DO THIS |
The records below need retyping in full; give them again exactly.

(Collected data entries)

───

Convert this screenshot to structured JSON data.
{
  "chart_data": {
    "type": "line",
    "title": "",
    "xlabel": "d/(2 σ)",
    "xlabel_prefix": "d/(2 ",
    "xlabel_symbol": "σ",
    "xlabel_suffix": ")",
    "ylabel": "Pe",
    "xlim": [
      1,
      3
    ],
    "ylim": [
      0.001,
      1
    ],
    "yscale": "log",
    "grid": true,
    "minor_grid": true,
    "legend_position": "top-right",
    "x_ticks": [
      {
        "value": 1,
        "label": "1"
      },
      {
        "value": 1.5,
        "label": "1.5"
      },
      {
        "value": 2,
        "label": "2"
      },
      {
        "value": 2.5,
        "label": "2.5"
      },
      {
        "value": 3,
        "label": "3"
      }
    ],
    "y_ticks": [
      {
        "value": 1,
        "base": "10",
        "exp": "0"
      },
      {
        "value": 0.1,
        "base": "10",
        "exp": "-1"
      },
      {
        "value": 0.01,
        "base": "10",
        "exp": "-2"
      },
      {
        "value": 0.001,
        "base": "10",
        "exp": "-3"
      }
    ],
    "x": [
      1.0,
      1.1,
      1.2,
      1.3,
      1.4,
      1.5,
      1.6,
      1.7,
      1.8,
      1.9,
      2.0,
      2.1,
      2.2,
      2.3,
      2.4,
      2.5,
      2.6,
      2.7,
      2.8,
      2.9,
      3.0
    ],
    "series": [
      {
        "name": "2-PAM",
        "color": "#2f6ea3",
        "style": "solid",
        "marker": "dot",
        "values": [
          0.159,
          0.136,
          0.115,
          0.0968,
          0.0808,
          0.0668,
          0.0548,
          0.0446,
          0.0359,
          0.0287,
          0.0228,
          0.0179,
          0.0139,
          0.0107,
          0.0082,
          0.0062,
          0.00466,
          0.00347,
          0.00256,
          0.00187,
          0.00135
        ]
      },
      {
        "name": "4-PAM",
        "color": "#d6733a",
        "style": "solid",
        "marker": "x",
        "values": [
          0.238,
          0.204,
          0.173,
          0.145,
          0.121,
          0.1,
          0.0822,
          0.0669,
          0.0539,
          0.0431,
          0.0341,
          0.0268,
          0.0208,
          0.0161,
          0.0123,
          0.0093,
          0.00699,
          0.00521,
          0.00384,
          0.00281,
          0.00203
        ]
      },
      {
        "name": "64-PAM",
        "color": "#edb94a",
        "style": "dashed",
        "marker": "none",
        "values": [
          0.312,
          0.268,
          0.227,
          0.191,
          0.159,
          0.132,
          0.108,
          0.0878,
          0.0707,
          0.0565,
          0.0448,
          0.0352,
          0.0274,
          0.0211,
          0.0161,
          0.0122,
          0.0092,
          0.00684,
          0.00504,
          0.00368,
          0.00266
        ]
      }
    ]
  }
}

───

SOLUTION FOR THIS TASK |
Convert this screenshot to structured JSON data.
{
  "chart_data": {
    "type": "line",
    "title": "",
    "xlabel": "d/(2 σ)",
    "xlabel_prefix": "d/(2 ",
    "xlabel_symbol": "σ",
    "xlabel_suffix": ")",
    "ylabel": "Pe",
    "xlim": [
      1,
      3
    ],
    "ylim": [
      0.001,
      1
    ],
    "yscale": "log",
    "grid": true,
    "minor_grid": true,
    "legend_position": "top-right",
    "x_ticks": [
      {
        "value": 1,
        "label": "1"
      },
      {
        "value": 1.5,
        "label": "1.5"
      },
      {
        "value": 2,
        "label": "2"
      },
      {
        "value": 2.5,
        "label": "2.5"
      },
      {
        "value": 3,
        "label": "3"
      }
    ],
    "y_ticks": [
      {
        "value": 1,
        "base": "10",
        "exp": "0"
      },
      {
        "value": 0.1,
        "base": "10",
        "exp": "-1"
      },
      {
        "value": 0.01,
        "base": "10",
        "exp": "-2"
      },
      {
        "value": 0.001,
        "base": "10",
        "exp": "-3"
      }
    ],
    "x": [
      1.0,
      1.1,
      1.2,
      1.3,
      1.4,
      1.5,
      1.6,
      1.7,
      1.8,
      1.9,
      2.0,
      2.1,
      2.2,
      2.3,
      2.4,
      2.5,
      2.6,
      2.7,
      2.8,
      2.9,
      3.0
    ],
    "series": [
      {
        "name": "2-PAM",
        "color": "#2f6ea3",
        "style": "solid",
        "marker": "dot",
        "values": [
          0.159,
          0.136,
          0.115,
          0.0968,
          0.0808,
          0.0668,
          0.0548,
          0.0446,
          0.0359,
          0.0287,
          0.0228,
          0.0179,
          0.0139,
          0.0107,
          0.0082,
          0.0062,
          0.00466,
          0.00347,
          0.00256,
          0.00187,
          0.00135
        ]
      },
      {
        "name": "4-PAM",
        "color": "#d6733a",
        "style": "solid",
        "marker": "x",
        "values": [
          0.238,
          0.204,
          0.173,
          0.145,
          0.121,
          0.1,
          0.0822,
          0.0669,
          0.0539,
          0.0431,
          0.0341,
          0.0268,
          0.0208,
          0.0161,
          0.0123,
          0.0093,
          0.00699,
          0.00521,
          0.00384,
          0.00281,
          0.00203
        ]
      },
      {
        "name": "64-PAM",
        "color": "#edb94a",
        "style": "dashed",
        "marker": "none",
        "values": [
          0.312,
          0.268,
          0.227,
          0.191,
          0.159,
          0.132,
          0.108,
          0.0878,
          0.0707,
          0.0565,
          0.0448,
          0.0352,
          0.0274,
          0.0211,
          0.0161,
          0.0122,
          0.0092,
          0.00684,
          0.00504,
          0.00368,
          0.00266
        ]
      }
    ]
  }
}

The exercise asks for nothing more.